DATA FOR PROCESSING:
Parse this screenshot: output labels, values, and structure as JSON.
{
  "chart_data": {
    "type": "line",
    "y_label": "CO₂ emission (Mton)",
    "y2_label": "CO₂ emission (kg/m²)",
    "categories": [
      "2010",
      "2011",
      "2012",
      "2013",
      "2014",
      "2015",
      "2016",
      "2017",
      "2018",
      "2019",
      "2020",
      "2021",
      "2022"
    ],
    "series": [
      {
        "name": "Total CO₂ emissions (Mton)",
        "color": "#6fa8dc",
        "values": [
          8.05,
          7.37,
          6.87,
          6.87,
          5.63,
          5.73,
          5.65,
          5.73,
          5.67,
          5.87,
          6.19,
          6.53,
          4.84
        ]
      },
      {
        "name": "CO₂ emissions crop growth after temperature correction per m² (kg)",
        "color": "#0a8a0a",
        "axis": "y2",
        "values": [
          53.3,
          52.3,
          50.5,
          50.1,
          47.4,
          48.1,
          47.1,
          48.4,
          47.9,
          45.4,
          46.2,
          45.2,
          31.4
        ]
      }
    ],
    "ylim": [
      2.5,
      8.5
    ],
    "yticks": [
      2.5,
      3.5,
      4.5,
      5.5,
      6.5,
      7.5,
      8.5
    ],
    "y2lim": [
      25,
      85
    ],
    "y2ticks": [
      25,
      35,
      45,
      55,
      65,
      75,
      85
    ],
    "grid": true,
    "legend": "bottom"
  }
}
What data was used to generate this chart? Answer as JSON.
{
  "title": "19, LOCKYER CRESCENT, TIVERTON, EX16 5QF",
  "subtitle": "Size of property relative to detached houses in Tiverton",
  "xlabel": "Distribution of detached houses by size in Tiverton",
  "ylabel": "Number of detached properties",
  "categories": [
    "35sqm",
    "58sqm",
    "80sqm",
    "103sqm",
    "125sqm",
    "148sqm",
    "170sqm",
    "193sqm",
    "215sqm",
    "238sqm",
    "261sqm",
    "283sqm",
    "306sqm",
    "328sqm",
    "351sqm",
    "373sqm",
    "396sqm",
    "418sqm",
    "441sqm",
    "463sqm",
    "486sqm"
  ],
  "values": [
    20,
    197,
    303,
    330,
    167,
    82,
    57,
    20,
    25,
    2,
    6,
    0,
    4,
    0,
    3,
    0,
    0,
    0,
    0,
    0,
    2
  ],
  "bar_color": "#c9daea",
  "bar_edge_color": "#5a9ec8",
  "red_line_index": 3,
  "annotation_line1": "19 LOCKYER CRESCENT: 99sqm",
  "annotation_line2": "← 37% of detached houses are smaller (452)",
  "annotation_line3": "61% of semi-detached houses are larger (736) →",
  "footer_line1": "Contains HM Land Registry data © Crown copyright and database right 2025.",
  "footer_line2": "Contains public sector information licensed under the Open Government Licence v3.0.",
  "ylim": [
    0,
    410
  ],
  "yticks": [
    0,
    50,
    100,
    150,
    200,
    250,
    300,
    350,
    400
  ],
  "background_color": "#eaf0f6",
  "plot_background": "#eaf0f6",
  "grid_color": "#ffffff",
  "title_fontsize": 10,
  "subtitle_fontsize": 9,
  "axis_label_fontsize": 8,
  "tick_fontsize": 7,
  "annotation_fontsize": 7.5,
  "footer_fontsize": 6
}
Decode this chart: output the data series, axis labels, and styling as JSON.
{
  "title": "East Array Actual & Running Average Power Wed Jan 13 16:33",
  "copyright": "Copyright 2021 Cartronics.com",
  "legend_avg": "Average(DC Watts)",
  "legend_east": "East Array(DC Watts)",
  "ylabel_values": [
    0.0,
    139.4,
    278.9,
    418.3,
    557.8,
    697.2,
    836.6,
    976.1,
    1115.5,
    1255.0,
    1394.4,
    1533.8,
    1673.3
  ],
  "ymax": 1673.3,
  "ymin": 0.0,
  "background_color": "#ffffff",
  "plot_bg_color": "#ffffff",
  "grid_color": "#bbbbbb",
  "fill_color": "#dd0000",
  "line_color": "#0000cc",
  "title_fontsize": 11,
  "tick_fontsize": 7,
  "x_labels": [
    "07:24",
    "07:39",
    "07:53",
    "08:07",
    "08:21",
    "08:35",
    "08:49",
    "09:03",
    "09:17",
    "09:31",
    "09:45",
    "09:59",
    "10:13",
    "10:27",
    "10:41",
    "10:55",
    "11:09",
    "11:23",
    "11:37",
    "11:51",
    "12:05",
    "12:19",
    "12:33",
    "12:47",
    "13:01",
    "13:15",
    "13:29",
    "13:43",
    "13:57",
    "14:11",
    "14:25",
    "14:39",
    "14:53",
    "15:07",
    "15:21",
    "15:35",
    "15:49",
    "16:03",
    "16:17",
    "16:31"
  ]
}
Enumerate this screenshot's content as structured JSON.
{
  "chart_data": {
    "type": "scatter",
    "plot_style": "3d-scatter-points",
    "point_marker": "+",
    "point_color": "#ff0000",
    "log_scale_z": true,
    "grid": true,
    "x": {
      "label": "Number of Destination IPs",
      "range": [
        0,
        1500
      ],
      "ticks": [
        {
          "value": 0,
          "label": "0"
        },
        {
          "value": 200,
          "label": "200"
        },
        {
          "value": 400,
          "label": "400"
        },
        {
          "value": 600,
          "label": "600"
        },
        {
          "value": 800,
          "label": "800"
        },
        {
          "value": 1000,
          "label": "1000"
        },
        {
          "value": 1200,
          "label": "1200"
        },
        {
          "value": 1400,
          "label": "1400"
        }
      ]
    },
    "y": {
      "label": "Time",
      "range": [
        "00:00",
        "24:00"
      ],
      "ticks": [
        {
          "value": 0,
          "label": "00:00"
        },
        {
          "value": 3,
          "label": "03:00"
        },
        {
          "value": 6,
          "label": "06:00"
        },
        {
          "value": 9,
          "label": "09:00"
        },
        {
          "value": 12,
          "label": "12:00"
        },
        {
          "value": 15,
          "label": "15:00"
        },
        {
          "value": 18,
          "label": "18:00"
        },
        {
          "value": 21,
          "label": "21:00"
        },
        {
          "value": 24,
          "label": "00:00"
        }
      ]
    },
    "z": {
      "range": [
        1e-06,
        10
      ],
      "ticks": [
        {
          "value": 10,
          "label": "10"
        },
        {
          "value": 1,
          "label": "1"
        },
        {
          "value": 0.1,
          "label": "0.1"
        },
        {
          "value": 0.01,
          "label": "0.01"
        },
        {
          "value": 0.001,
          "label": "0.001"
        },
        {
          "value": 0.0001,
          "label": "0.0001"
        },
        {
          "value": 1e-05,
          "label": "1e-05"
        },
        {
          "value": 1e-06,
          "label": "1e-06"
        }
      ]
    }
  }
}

DIRECTIVE: Everything in the listing above should be restated exactly.

ANSWER TO THE TASK:
Parse this screenshot: output labels, values, and structure as JSON.
{
  "chart_data": {
    "type": "line",
    "y_label": "CO₂ emission (Mton)",
    "y2_label": "CO₂ emission (kg/m²)",
    "categories": [
      "2010",
      "2011",
      "2012",
      "2013",
      "2014",
      "2015",
      "2016",
      "2017",
      "2018",
      "2019",
      "2020",
      "2021",
      "2022"
    ],
    "series": [
      {
        "name": "Total CO₂ emissions (Mton)",
        "color": "#6fa8dc",
        "values": [
          8.05,
          7.37,
          6.87,
          6.87,
          5.63,
          5.73,
          5.65,
          5.73,
          5.67,
          5.87,
          6.19,
          6.53,
          4.84
        ]
      },
      {
        "name": "CO₂ emissions crop growth after temperature correction per m² (kg)",
        "color": "#0a8a0a",
        "axis": "y2",
        "values": [
          53.3,
          52.3,
          50.5,
          50.1,
          47.4,
          48.1,
          47.1,
          48.4,
          47.9,
          45.4,
          46.2,
          45.2,
          31.4
        ]
      }
    ],
    "ylim": [
      2.5,
      8.5
    ],
    "yticks": [
      2.5,
      3.5,
      4.5,
      5.5,
      6.5,
      7.5,
      8.5
    ],
    "y2lim": [
      25,
      85
    ],
    "y2ticks": [
      25,
      35,
      45,
      55,
      65,
      75,
      85
    ],
    "grid": true,
    "legend": "bottom"
  }
}
What data was used to generate this chart? Answer as JSON.
{
  "title": "19, LOCKYER CRESCENT, TIVERTON, EX16 5QF",
  "subtitle": "Size of property relative to detached houses in Tiverton",
  "xlabel": "Distribution of detached houses by size in Tiverton",
  "ylabel": "Number of detached properties",
  "categories": [
    "35sqm",
    "58sqm",
    "80sqm",
    "103sqm",
    "125sqm",
    "148sqm",
    "170sqm",
    "193sqm",
    "215sqm",
    "238sqm",
    "261sqm",
    "283sqm",
    "306sqm",
    "328sqm",
    "351sqm",
    "373sqm",
    "396sqm",
    "418sqm",
    "441sqm",
    "463sqm",
    "486sqm"
  ],
  "values": [
    20,
    197,
    303,
    330,
    167,
    82,
    57,
    20,
    25,
    2,
    6,
    0,
    4,
    0,
    3,
    0,
    0,
    0,
    0,
    0,
    2
  ],
  "bar_color": "#c9daea",
  "bar_edge_color": "#5a9ec8",
  "red_line_index": 3,
  "annotation_line1": "19 LOCKYER CRESCENT: 99sqm",
  "annotation_line2": "← 37% of detached houses are smaller (452)",
  "annotation_line3": "61% of semi-detached houses are larger (736) →",
  "footer_line1": "Contains HM Land Registry data © Crown copyright and database right 2025.",
  "footer_line2": "Contains public sector information licensed under the Open Government Licence v3.0.",
  "ylim": [
    0,
    410
  ],
  "yticks": [
    0,
    50,
    100,
    150,
    200,
    250,
    300,
    350,
    400
  ],
  "background_color": "#eaf0f6",
  "plot_background": "#eaf0f6",
  "grid_color": "#ffffff",
  "title_fontsize": 10,
  "subtitle_fontsize": 9,
  "axis_label_fontsize": 8,
  "tick_fontsize": 7,
  "annotation_fontsize": 7.5,
  "footer_fontsize": 6
}
Decode this chart: output the data series, axis labels, and styling as JSON.
{
  "title": "East Array Actual & Running Average Power Wed Jan 13 16:33",
  "copyright": "Copyright 2021 Cartronics.com",
  "legend_avg": "Average(DC Watts)",
  "legend_east": "East Array(DC Watts)",
  "ylabel_values": [
    0.0,
    139.4,
    278.9,
    418.3,
    557.8,
    697.2,
    836.6,
    976.1,
    1115.5,
    1255.0,
    1394.4,
    1533.8,
    1673.3
  ],
  "ymax": 1673.3,
  "ymin": 0.0,
  "background_color": "#ffffff",
  "plot_bg_color": "#ffffff",
  "grid_color": "#bbbbbb",
  "fill_color": "#dd0000",
  "line_color": "#0000cc",
  "title_fontsize": 11,
  "tick_fontsize": 7,
  "x_labels": [
    "07:24",
    "07:39",
    "07:53",
    "08:07",
    "08:21",
    "08:35",
    "08:49",
    "09:03",
    "09:17",
    "09:31",
    "09:45",
    "09:59",
    "10:13",
    "10:27",
    "10:41",
    "10:55",
    "11:09",
    "11:23",
    "11:37",
    "11:51",
    "12:05",
    "12:19",
    "12:33",
    "12:47",
    "13:01",
    "13:15",
    "13:29",
    "13:43",
    "13:57",
    "14:11",
    "14:25",
    "14:39",
    "14:53",
    "15:07",
    "15:21",
    "15:35",
    "15:49",
    "16:03",
    "16:17",
    "16:31"
  ]
}
Enumerate this screenshot's content as structured JSON.
{
  "chart_data": {
    "type": "scatter",
    "plot_style": "3d-scatter-points",
    "point_marker": "+",
    "point_color": "#ff0000",
    "log_scale_z": true,
    "grid": true,
    "x": {
      "label": "Number of Destination IPs",
      "range": [
        0,
        1500
      ],
      "ticks": [
        {
          "value": 0,
          "label": "0"
        },
        {
          "value": 200,
          "label": "200"
        },
        {
          "value": 400,
          "label": "400"
        },
        {
          "value": 600,
          "label": "600"
        },
        {
          "value": 800,
          "label": "800"
        },
        {
          "value": 1000,
          "label": "1000"
        },
        {
          "value": 1200,
          "label": "1200"
        },
        {
          "value": 1400,
          "label": "1400"
        }
      ]
    },
    "y": {
      "label": "Time",
      "range": [
        "00:00",
        "24:00"
      ],
      "ticks": [
        {
          "value": 0,
          "label": "00:00"
        },
        {
          "value": 3,
          "label": "03:00"
        },
        {
          "value": 6,
          "label": "06:00"
        },
        {
          "value": 9,
          "label": "09:00"
        },
        {
          "value": 12,
          "label": "12:00"
        },
        {
          "value": 15,
          "label": "15:00"
        },
        {
          "value": 18,
          "label": "18:00"
        },
        {
          "value": 21,
          "label": "21:00"
        },
        {
          "value": 24,
          "label": "00:00"
        }
      ]
    },
    "z": {
      "range": [
        1e-06,
        10
      ],
      "ticks": [
        {
          "value": 10,
          "label": "10"
        },
        {
          "value": 1,
          "label": "1"
        },
        {
          "value": 0.1,
          "label": "0.1"
        },
        {
          "value": 0.01,
          "label": "0.01"
        },
        {
          "value": 0.001,
          "label": "0.001"
        },
        {
          "value": 0.0001,
          "label": "0.0001"
        },
        {
          "value": 1e-05,
          "label": "1e-05"
        },
        {
          "value": 1e-06,
          "label": "1e-06"
        }
      ]
    }
  }
}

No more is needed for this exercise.